Select all lines in the records that include "Boulevard".

****

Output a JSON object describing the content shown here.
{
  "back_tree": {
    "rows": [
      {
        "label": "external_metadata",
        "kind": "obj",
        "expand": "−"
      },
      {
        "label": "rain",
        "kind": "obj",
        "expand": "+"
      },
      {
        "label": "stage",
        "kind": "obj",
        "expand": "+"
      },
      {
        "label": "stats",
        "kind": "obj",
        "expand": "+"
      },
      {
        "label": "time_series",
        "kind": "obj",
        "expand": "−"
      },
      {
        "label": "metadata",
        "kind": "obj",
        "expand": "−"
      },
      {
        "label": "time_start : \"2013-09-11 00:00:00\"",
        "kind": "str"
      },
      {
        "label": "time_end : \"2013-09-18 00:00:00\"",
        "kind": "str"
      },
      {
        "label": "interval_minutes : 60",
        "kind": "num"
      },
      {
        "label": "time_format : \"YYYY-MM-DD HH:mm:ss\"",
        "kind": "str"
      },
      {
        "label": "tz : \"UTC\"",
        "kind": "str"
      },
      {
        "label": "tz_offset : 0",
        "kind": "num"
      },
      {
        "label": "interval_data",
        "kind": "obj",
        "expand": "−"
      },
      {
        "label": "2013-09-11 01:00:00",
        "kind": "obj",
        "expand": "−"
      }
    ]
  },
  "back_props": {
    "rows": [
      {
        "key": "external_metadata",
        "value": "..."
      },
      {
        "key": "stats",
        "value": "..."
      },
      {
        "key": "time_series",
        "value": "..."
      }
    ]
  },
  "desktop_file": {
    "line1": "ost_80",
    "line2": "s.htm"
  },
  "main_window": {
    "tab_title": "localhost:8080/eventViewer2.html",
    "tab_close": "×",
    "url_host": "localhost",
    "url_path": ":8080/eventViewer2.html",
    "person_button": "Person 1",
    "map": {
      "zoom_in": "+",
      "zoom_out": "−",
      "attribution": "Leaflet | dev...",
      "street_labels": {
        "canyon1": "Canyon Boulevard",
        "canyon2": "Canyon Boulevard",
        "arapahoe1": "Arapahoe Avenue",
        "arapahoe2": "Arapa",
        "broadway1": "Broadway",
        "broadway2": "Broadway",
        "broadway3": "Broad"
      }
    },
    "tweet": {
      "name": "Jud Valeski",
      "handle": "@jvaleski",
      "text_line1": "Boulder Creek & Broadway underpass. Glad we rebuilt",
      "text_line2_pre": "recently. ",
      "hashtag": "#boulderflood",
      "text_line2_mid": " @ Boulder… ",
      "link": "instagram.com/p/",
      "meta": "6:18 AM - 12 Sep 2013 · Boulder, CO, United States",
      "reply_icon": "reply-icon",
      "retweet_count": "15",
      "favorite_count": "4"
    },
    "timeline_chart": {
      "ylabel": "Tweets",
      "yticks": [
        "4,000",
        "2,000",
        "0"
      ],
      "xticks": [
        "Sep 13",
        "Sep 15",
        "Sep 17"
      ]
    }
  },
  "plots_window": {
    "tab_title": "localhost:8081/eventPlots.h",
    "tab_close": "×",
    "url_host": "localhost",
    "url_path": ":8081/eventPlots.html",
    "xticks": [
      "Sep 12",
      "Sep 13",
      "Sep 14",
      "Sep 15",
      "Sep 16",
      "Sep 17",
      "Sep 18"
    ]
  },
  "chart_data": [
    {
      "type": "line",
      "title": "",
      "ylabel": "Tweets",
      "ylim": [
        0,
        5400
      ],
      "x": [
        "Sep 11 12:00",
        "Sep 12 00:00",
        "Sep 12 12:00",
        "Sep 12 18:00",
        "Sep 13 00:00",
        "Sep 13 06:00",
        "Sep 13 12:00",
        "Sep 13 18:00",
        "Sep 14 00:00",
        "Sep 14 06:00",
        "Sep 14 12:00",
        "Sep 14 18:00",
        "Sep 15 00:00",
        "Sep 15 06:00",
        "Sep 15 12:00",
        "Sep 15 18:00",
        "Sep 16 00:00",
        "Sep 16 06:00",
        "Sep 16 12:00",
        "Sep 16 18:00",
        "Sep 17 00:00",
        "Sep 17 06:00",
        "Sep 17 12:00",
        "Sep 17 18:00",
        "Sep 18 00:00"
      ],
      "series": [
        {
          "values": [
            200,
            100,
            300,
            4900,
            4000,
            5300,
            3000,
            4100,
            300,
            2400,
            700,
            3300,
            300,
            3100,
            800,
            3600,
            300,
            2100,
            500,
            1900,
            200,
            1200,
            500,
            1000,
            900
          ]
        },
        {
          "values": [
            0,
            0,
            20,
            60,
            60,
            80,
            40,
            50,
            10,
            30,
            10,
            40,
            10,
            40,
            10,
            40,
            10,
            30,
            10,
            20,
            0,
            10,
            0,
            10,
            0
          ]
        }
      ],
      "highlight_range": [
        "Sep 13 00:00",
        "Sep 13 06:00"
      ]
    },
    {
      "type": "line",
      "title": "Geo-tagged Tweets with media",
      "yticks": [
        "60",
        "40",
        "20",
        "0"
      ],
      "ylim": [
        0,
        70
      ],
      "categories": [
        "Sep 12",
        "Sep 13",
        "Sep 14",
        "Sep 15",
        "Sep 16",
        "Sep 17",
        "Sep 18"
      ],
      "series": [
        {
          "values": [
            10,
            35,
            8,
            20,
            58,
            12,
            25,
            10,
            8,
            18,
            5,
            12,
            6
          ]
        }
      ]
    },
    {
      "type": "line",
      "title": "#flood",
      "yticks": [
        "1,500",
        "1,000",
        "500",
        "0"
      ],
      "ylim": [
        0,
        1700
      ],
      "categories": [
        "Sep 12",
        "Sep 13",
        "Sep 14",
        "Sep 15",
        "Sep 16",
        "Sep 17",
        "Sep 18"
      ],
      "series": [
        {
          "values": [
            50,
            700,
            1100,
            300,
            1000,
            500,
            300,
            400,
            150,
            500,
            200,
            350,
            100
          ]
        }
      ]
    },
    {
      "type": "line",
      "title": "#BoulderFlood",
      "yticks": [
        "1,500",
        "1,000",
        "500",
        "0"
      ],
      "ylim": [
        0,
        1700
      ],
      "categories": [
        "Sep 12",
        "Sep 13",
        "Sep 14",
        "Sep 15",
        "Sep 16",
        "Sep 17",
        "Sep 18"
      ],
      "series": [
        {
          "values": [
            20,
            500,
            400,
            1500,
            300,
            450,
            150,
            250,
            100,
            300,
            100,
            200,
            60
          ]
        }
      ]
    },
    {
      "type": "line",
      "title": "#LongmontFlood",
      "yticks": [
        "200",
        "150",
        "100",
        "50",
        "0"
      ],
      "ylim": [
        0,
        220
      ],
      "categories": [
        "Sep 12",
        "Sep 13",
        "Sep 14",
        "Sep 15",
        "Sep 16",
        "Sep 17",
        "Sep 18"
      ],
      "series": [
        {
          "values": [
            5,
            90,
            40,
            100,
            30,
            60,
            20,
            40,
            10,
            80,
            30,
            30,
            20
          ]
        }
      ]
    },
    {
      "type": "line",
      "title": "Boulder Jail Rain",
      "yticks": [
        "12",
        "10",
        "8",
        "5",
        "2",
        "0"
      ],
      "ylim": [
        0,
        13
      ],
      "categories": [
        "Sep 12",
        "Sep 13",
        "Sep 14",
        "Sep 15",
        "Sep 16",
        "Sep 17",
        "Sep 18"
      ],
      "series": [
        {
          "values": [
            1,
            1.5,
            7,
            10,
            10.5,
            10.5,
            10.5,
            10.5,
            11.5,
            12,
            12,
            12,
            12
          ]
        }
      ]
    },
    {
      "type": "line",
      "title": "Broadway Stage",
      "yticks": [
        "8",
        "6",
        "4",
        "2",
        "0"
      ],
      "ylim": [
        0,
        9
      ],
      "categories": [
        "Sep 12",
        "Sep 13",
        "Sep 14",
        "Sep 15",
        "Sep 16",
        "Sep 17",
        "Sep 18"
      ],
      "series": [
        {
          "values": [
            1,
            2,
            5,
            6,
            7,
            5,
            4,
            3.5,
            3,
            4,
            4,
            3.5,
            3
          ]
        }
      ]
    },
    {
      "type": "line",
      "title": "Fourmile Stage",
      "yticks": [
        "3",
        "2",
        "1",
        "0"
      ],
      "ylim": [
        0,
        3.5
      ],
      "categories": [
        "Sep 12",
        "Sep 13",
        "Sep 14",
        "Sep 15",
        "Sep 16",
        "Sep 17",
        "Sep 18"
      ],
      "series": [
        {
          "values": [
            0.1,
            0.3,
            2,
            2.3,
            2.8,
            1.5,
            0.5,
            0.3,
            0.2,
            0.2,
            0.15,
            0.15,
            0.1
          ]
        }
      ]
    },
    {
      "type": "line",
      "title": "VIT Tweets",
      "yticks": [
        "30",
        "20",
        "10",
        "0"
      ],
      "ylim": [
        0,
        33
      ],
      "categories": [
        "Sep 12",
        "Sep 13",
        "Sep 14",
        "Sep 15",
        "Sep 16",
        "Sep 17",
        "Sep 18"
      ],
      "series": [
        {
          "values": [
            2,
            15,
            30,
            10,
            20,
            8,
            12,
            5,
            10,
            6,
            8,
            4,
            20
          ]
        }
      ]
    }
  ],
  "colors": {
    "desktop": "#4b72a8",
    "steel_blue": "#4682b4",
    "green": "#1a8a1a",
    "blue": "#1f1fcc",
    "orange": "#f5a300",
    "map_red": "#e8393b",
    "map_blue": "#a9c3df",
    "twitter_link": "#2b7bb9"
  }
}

****

▶ _Result below_:
        "canyon1": "Canyon Boulevard",
        "canyon2": "Canyon Boulevard",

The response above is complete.